DATA FOR THIS EXERCISE ->
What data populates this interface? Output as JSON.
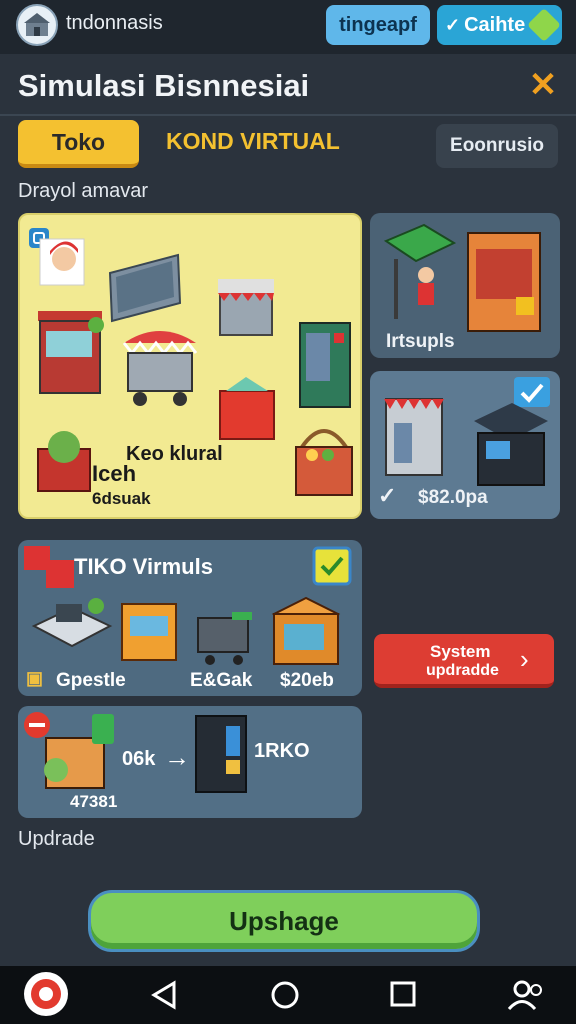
{
  "header": {
    "app_name": "tndonnasis",
    "pill_left": "tingeapf",
    "pill_right": "Caihte"
  },
  "page": {
    "title": "Simulasi Bisnnesiai",
    "close_symbol": "✕"
  },
  "tabs": {
    "toko": "Toko",
    "kond_virtual": "KOND VIRTUAL",
    "ekonomi_button": "Eoonrusio"
  },
  "section": {
    "subhead": "Drayol amavar"
  },
  "main_card": {
    "line1": "Keo klural",
    "line2": "Iceh",
    "line3": "6dsuak"
  },
  "side_cards": {
    "card1_label": "Irtsupls",
    "card2_price": "$82.0pa"
  },
  "mid_card": {
    "title": "TIKO Virmuls",
    "label1": "Gpestle",
    "label2": "E&Gak",
    "label3": "$20eb"
  },
  "low_card": {
    "value1": "06k",
    "value2": "1RKO",
    "value3": "47381"
  },
  "buttons": {
    "system_line1": "System",
    "system_line2": "updradde",
    "upshage": "Upshage"
  },
  "bottom": {
    "label": "Updrade"
  },
  "colors": {
    "accent_yellow": "#f4c130",
    "accent_red": "#dd3d33",
    "accent_green": "#7fcf5b",
    "pill_blue": "#2aa5d6"
  },
  "icons": [
    "store-logo-icon",
    "checkmark-tag-icon",
    "close-icon",
    "arrow-right-icon",
    "back-icon",
    "home-icon",
    "recents-icon",
    "account-icon",
    "app-badge-icon"
  ]
}
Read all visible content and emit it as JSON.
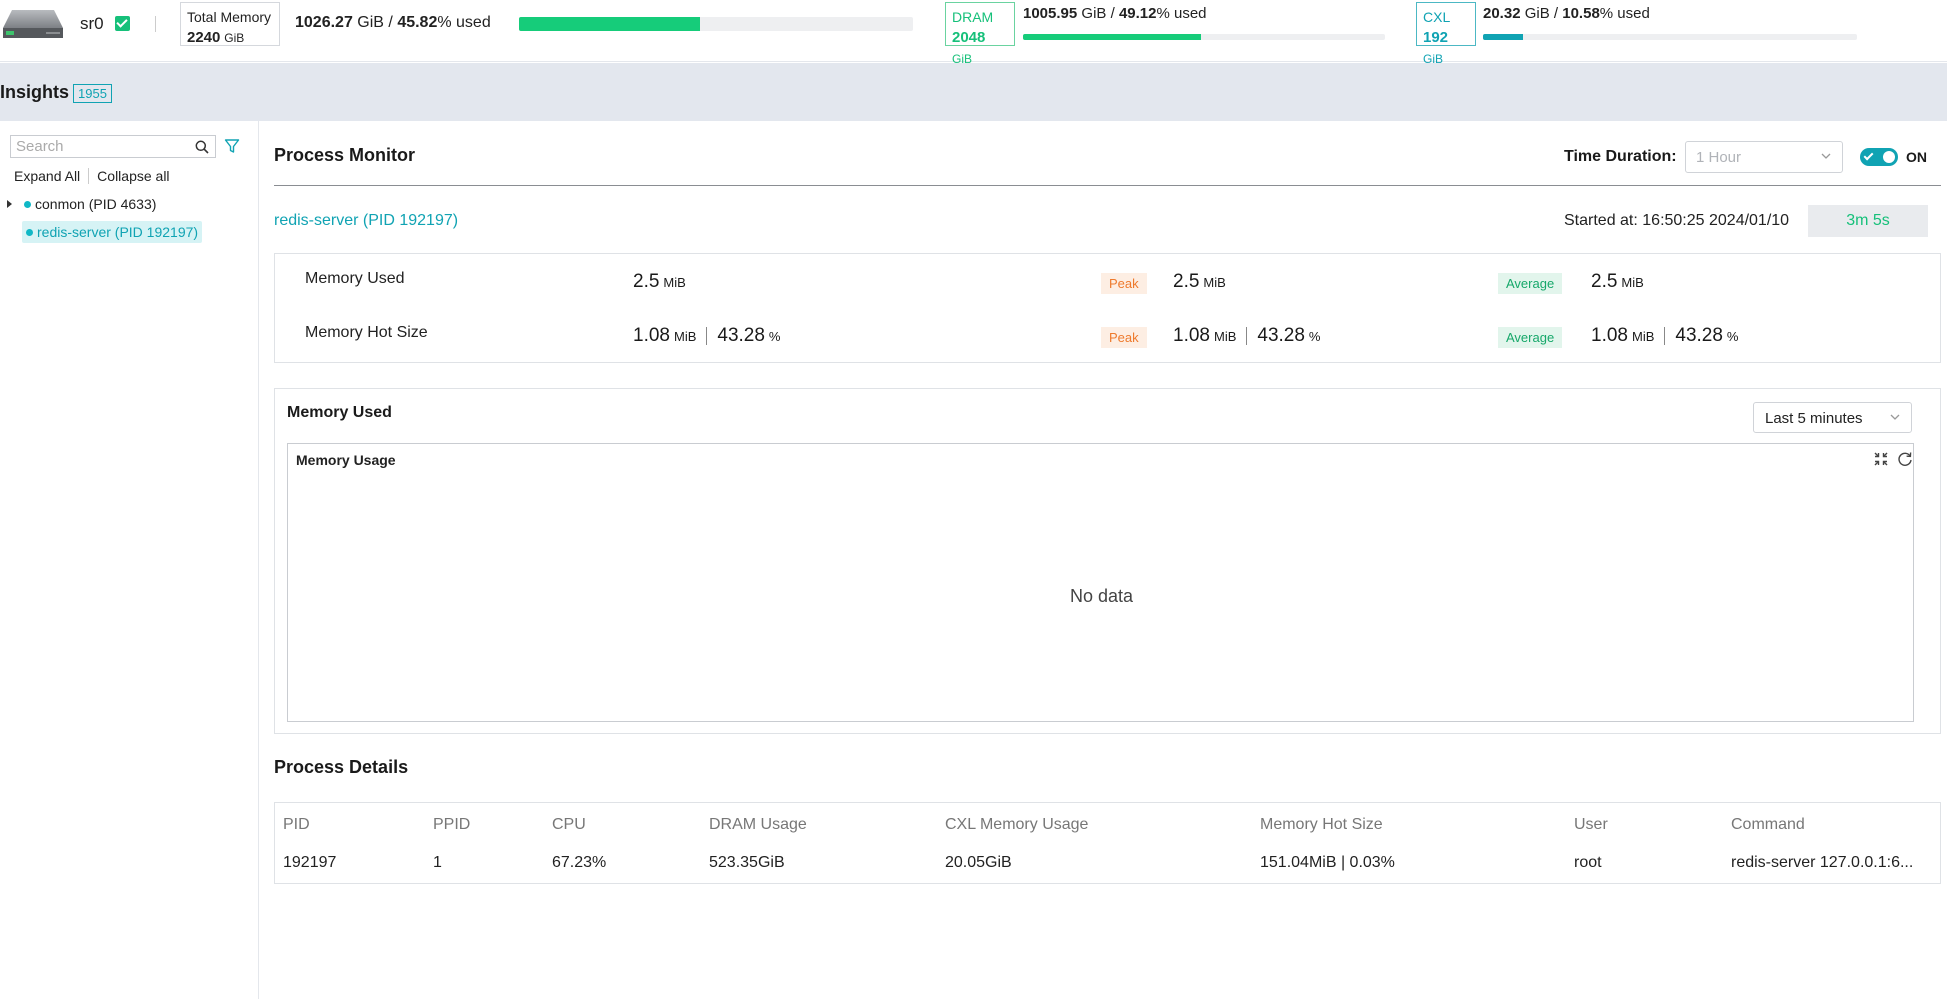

AIM -> Every record above must be given again exactly; drop the pictures.

SOLUTION FOR THIS EXERCISE ->
What data populates this interface? Output as JSON.
{
  "header": {
    "app_name": "tndonnasis",
    "pill_left": "tingeapf",
    "pill_right": "Caihte"
  },
  "page": {
    "title": "Simulasi Bisnnesiai",
    "close_symbol": "✕"
  },
  "tabs": {
    "toko": "Toko",
    "kond_virtual": "KOND VIRTUAL",
    "ekonomi_button": "Eoonrusio"
  },
  "section": {
    "subhead": "Drayol amavar"
  },
  "main_card": {
    "line1": "Keo klural",
    "line2": "Iceh",
    "line3": "6dsuak"
  },
  "side_cards": {
    "card1_label": "Irtsupls",
    "card2_price": "$82.0pa"
  },
  "mid_card": {
    "title": "TIKO Virmuls",
    "label1": "Gpestle",
    "label2": "E&Gak",
    "label3": "$20eb"
  },
  "low_card": {
    "value1": "06k",
    "value2": "1RKO",
    "value3": "47381"
  },
  "buttons": {
    "system_line1": "System",
    "system_line2": "updradde",
    "upshage": "Upshage"
  },
  "bottom": {
    "label": "Updrade"
  },
  "colors": {
    "accent_yellow": "#f4c130",
    "accent_red": "#dd3d33",
    "accent_green": "#7fcf5b",
    "pill_blue": "#2aa5d6"
  },
  "icons": [
    "store-logo-icon",
    "checkmark-tag-icon",
    "close-icon",
    "arrow-right-icon",
    "back-icon",
    "home-icon",
    "recents-icon",
    "account-icon",
    "app-badge-icon"
  ]
}
Read all visible content and emit it as JSON.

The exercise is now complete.